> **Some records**
= = = =
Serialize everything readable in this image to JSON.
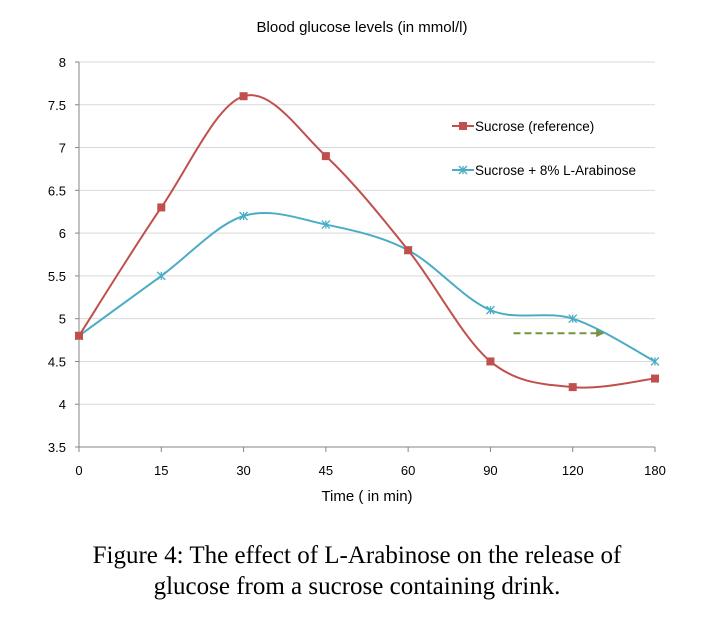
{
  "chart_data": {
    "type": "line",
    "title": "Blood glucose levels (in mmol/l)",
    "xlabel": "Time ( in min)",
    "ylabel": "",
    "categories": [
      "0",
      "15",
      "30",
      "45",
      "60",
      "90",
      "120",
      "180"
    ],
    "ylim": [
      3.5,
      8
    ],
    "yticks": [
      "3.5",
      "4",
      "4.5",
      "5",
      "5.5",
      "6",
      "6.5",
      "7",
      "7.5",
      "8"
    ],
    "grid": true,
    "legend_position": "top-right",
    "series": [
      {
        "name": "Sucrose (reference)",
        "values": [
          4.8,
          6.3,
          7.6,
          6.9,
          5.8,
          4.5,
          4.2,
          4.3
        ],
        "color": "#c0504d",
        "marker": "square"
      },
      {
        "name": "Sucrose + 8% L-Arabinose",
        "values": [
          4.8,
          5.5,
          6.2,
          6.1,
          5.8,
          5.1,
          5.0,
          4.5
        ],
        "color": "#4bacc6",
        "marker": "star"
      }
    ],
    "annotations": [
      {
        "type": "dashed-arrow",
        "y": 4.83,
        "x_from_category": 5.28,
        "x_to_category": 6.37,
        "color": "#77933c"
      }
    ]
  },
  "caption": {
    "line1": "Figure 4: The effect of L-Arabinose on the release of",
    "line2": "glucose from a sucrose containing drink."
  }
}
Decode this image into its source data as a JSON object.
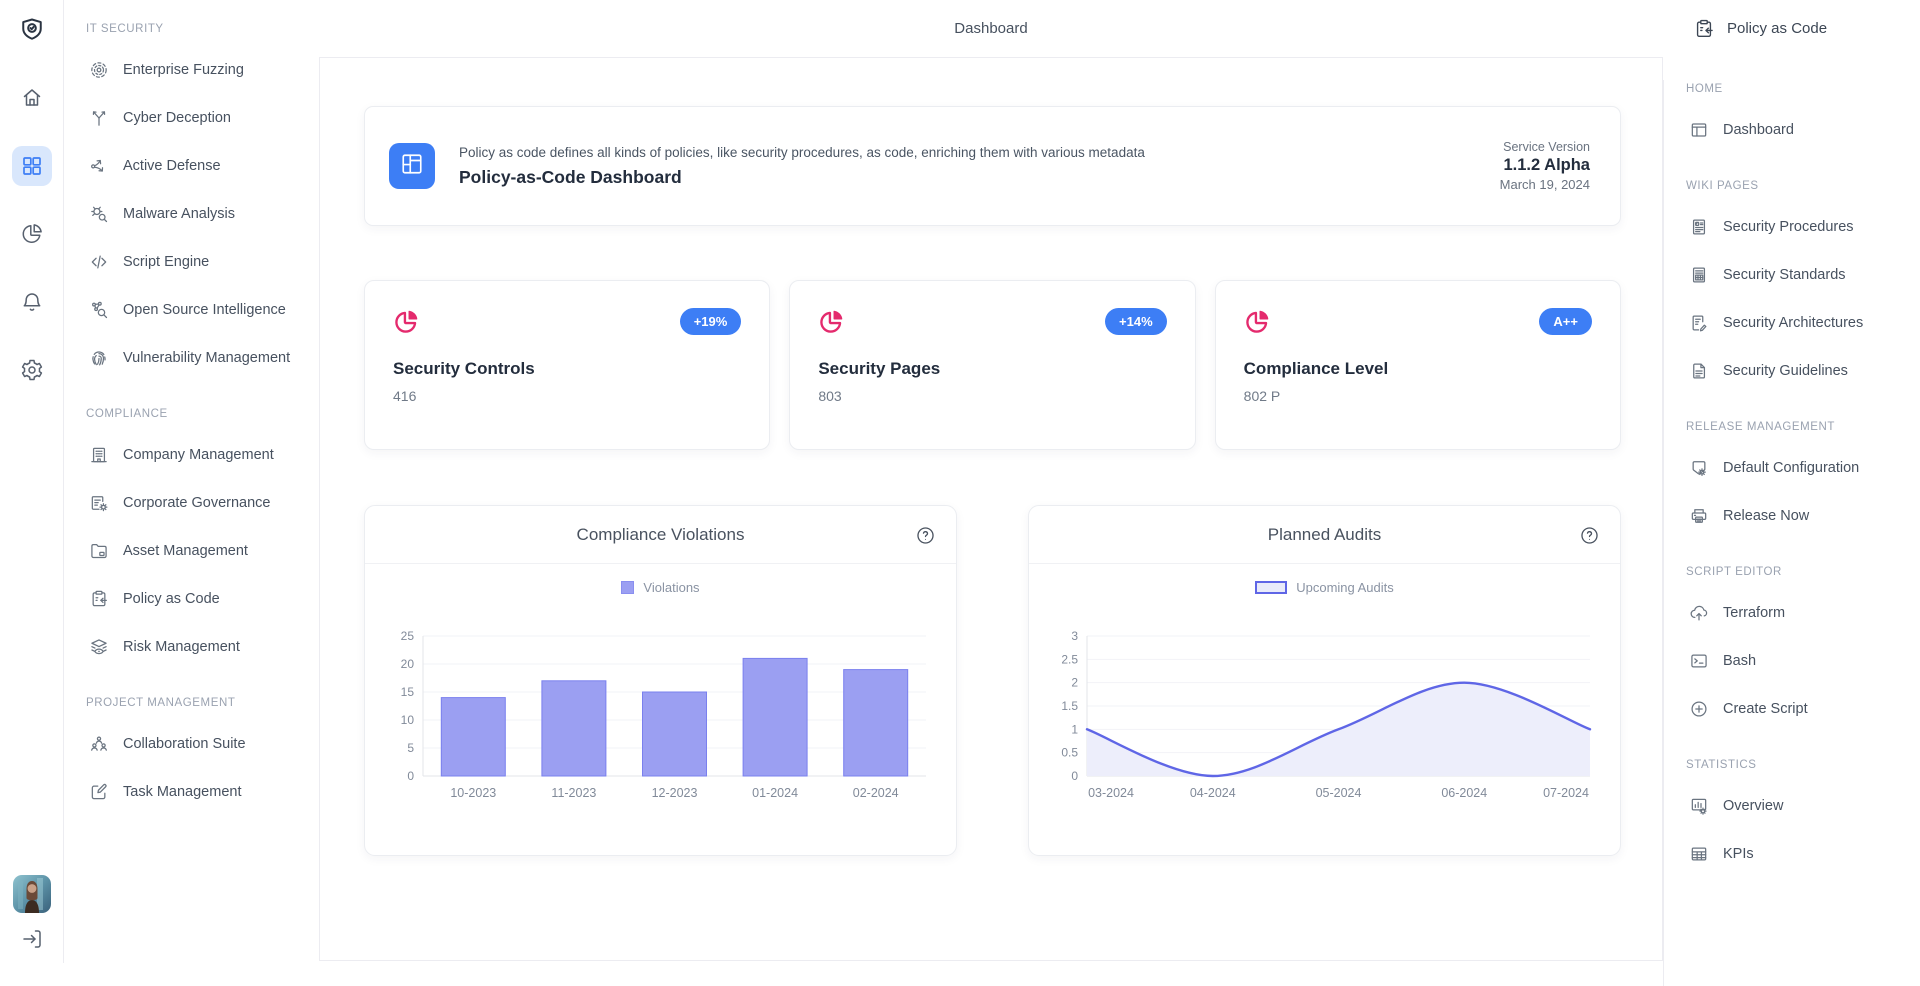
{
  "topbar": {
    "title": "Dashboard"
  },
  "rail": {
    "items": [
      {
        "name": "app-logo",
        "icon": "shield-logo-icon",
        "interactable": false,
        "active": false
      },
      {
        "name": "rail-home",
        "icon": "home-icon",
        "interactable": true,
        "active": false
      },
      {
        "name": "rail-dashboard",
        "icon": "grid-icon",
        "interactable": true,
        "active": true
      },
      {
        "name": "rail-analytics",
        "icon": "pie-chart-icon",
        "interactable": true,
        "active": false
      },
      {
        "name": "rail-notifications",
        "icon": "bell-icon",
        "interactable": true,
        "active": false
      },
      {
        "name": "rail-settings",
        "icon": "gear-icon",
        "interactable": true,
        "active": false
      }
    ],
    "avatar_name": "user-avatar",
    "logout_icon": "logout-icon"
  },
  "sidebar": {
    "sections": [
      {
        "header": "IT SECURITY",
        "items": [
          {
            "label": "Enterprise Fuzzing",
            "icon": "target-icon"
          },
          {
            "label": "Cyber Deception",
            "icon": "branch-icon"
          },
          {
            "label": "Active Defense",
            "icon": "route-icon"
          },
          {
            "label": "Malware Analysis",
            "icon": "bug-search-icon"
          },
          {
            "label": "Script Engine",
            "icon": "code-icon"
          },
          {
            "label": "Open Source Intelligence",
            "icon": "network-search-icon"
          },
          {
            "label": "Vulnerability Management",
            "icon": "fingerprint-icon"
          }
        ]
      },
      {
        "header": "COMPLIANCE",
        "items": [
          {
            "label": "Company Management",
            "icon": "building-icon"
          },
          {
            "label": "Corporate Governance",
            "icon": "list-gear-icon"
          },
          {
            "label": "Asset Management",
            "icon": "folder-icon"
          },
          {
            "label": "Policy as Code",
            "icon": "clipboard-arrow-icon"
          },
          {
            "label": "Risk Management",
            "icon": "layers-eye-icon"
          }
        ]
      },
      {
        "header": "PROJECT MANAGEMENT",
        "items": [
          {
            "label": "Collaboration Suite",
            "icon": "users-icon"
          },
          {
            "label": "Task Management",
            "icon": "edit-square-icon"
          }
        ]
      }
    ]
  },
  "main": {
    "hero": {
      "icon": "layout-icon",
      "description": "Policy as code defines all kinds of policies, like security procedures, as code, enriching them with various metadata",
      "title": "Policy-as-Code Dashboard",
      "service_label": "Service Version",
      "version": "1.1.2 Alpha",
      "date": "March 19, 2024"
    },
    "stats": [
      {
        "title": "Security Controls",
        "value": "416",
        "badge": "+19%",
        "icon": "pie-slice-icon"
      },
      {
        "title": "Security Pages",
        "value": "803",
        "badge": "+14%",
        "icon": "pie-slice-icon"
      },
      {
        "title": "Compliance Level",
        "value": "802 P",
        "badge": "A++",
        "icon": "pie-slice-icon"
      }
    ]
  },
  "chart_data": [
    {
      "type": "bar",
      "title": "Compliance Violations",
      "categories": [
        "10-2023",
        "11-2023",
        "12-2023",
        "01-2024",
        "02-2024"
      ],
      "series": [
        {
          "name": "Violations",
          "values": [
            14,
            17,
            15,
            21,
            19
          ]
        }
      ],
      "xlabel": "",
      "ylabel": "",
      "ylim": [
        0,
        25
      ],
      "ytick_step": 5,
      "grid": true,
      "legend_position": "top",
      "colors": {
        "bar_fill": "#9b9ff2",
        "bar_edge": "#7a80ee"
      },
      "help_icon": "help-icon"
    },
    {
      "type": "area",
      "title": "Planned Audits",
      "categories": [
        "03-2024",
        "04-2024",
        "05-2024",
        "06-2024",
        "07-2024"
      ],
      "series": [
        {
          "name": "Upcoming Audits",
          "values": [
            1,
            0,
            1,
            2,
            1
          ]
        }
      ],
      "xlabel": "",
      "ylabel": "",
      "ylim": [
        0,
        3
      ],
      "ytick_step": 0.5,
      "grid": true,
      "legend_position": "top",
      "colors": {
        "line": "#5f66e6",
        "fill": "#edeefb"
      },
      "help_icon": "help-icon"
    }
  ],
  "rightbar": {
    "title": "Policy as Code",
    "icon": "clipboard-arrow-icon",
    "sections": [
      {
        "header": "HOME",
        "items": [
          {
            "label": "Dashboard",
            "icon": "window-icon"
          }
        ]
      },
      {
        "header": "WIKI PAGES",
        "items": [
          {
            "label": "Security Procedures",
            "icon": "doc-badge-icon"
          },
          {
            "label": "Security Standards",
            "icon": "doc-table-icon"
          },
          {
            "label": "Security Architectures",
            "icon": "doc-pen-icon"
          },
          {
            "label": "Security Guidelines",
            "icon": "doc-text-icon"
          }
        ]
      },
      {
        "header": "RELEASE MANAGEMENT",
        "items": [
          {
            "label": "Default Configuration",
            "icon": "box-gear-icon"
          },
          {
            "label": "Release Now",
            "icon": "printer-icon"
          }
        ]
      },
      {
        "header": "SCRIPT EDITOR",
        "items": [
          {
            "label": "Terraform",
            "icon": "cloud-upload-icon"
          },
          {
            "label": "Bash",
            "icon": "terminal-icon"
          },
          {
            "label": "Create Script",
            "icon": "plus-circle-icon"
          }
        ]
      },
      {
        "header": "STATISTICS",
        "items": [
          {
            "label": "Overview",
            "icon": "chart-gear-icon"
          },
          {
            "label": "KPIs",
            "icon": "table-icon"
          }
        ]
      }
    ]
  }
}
= = = =
> **WORK REQUIRED**
The listing above needs to be output again exactly. Don't include the pictures.

> **SOLUTION TO THIS TASK**
Serialize everything readable in this image to JSON.
{
  "chart_data": {
    "type": "line",
    "title": "Blood glucose levels (in mmol/l)",
    "xlabel": "Time ( in min)",
    "ylabel": "",
    "categories": [
      "0",
      "15",
      "30",
      "45",
      "60",
      "90",
      "120",
      "180"
    ],
    "ylim": [
      3.5,
      8
    ],
    "yticks": [
      "3.5",
      "4",
      "4.5",
      "5",
      "5.5",
      "6",
      "6.5",
      "7",
      "7.5",
      "8"
    ],
    "grid": true,
    "legend_position": "top-right",
    "series": [
      {
        "name": "Sucrose (reference)",
        "values": [
          4.8,
          6.3,
          7.6,
          6.9,
          5.8,
          4.5,
          4.2,
          4.3
        ],
        "color": "#c0504d",
        "marker": "square"
      },
      {
        "name": "Sucrose + 8% L-Arabinose",
        "values": [
          4.8,
          5.5,
          6.2,
          6.1,
          5.8,
          5.1,
          5.0,
          4.5
        ],
        "color": "#4bacc6",
        "marker": "star"
      }
    ],
    "annotations": [
      {
        "type": "dashed-arrow",
        "y": 4.83,
        "x_from_category": 5.28,
        "x_to_category": 6.37,
        "color": "#77933c"
      }
    ]
  },
  "caption": {
    "line1": "Figure 4: The effect of L-Arabinose on the release of",
    "line2": "glucose from a sucrose containing drink."
  }
}
Decode this image into its source data as a JSON object.
{
  "topbar": {
    "title": "Dashboard"
  },
  "rail": {
    "items": [
      {
        "name": "app-logo",
        "icon": "shield-logo-icon",
        "interactable": false,
        "active": false
      },
      {
        "name": "rail-home",
        "icon": "home-icon",
        "interactable": true,
        "active": false
      },
      {
        "name": "rail-dashboard",
        "icon": "grid-icon",
        "interactable": true,
        "active": true
      },
      {
        "name": "rail-analytics",
        "icon": "pie-chart-icon",
        "interactable": true,
        "active": false
      },
      {
        "name": "rail-notifications",
        "icon": "bell-icon",
        "interactable": true,
        "active": false
      },
      {
        "name": "rail-settings",
        "icon": "gear-icon",
        "interactable": true,
        "active": false
      }
    ],
    "avatar_name": "user-avatar",
    "logout_icon": "logout-icon"
  },
  "sidebar": {
    "sections": [
      {
        "header": "IT SECURITY",
        "items": [
          {
            "label": "Enterprise Fuzzing",
            "icon": "target-icon"
          },
          {
            "label": "Cyber Deception",
            "icon": "branch-icon"
          },
          {
            "label": "Active Defense",
            "icon": "route-icon"
          },
          {
            "label": "Malware Analysis",
            "icon": "bug-search-icon"
          },
          {
            "label": "Script Engine",
            "icon": "code-icon"
          },
          {
            "label": "Open Source Intelligence",
            "icon": "network-search-icon"
          },
          {
            "label": "Vulnerability Management",
            "icon": "fingerprint-icon"
          }
        ]
      },
      {
        "header": "COMPLIANCE",
        "items": [
          {
            "label": "Company Management",
            "icon": "building-icon"
          },
          {
            "label": "Corporate Governance",
            "icon": "list-gear-icon"
          },
          {
            "label": "Asset Management",
            "icon": "folder-icon"
          },
          {
            "label": "Policy as Code",
            "icon": "clipboard-arrow-icon"
          },
          {
            "label": "Risk Management",
            "icon": "layers-eye-icon"
          }
        ]
      },
      {
        "header": "PROJECT MANAGEMENT",
        "items": [
          {
            "label": "Collaboration Suite",
            "icon": "users-icon"
          },
          {
            "label": "Task Management",
            "icon": "edit-square-icon"
          }
        ]
      }
    ]
  },
  "main": {
    "hero": {
      "icon": "layout-icon",
      "description": "Policy as code defines all kinds of policies, like security procedures, as code, enriching them with various metadata",
      "title": "Policy-as-Code Dashboard",
      "service_label": "Service Version",
      "version": "1.1.2 Alpha",
      "date": "March 19, 2024"
    },
    "stats": [
      {
        "title": "Security Controls",
        "value": "416",
        "badge": "+19%",
        "icon": "pie-slice-icon"
      },
      {
        "title": "Security Pages",
        "value": "803",
        "badge": "+14%",
        "icon": "pie-slice-icon"
      },
      {
        "title": "Compliance Level",
        "value": "802 P",
        "badge": "A++",
        "icon": "pie-slice-icon"
      }
    ]
  },
  "chart_data": [
    {
      "type": "bar",
      "title": "Compliance Violations",
      "categories": [
        "10-2023",
        "11-2023",
        "12-2023",
        "01-2024",
        "02-2024"
      ],
      "series": [
        {
          "name": "Violations",
          "values": [
            14,
            17,
            15,
            21,
            19
          ]
        }
      ],
      "xlabel": "",
      "ylabel": "",
      "ylim": [
        0,
        25
      ],
      "ytick_step": 5,
      "grid": true,
      "legend_position": "top",
      "colors": {
        "bar_fill": "#9b9ff2",
        "bar_edge": "#7a80ee"
      },
      "help_icon": "help-icon"
    },
    {
      "type": "area",
      "title": "Planned Audits",
      "categories": [
        "03-2024",
        "04-2024",
        "05-2024",
        "06-2024",
        "07-2024"
      ],
      "series": [
        {
          "name": "Upcoming Audits",
          "values": [
            1,
            0,
            1,
            2,
            1
          ]
        }
      ],
      "xlabel": "",
      "ylabel": "",
      "ylim": [
        0,
        3
      ],
      "ytick_step": 0.5,
      "grid": true,
      "legend_position": "top",
      "colors": {
        "line": "#5f66e6",
        "fill": "#edeefb"
      },
      "help_icon": "help-icon"
    }
  ],
  "rightbar": {
    "title": "Policy as Code",
    "icon": "clipboard-arrow-icon",
    "sections": [
      {
        "header": "HOME",
        "items": [
          {
            "label": "Dashboard",
            "icon": "window-icon"
          }
        ]
      },
      {
        "header": "WIKI PAGES",
        "items": [
          {
            "label": "Security Procedures",
            "icon": "doc-badge-icon"
          },
          {
            "label": "Security Standards",
            "icon": "doc-table-icon"
          },
          {
            "label": "Security Architectures",
            "icon": "doc-pen-icon"
          },
          {
            "label": "Security Guidelines",
            "icon": "doc-text-icon"
          }
        ]
      },
      {
        "header": "RELEASE MANAGEMENT",
        "items": [
          {
            "label": "Default Configuration",
            "icon": "box-gear-icon"
          },
          {
            "label": "Release Now",
            "icon": "printer-icon"
          }
        ]
      },
      {
        "header": "SCRIPT EDITOR",
        "items": [
          {
            "label": "Terraform",
            "icon": "cloud-upload-icon"
          },
          {
            "label": "Bash",
            "icon": "terminal-icon"
          },
          {
            "label": "Create Script",
            "icon": "plus-circle-icon"
          }
        ]
      },
      {
        "header": "STATISTICS",
        "items": [
          {
            "label": "Overview",
            "icon": "chart-gear-icon"
          },
          {
            "label": "KPIs",
            "icon": "table-icon"
          }
        ]
      }
    ]
  }
}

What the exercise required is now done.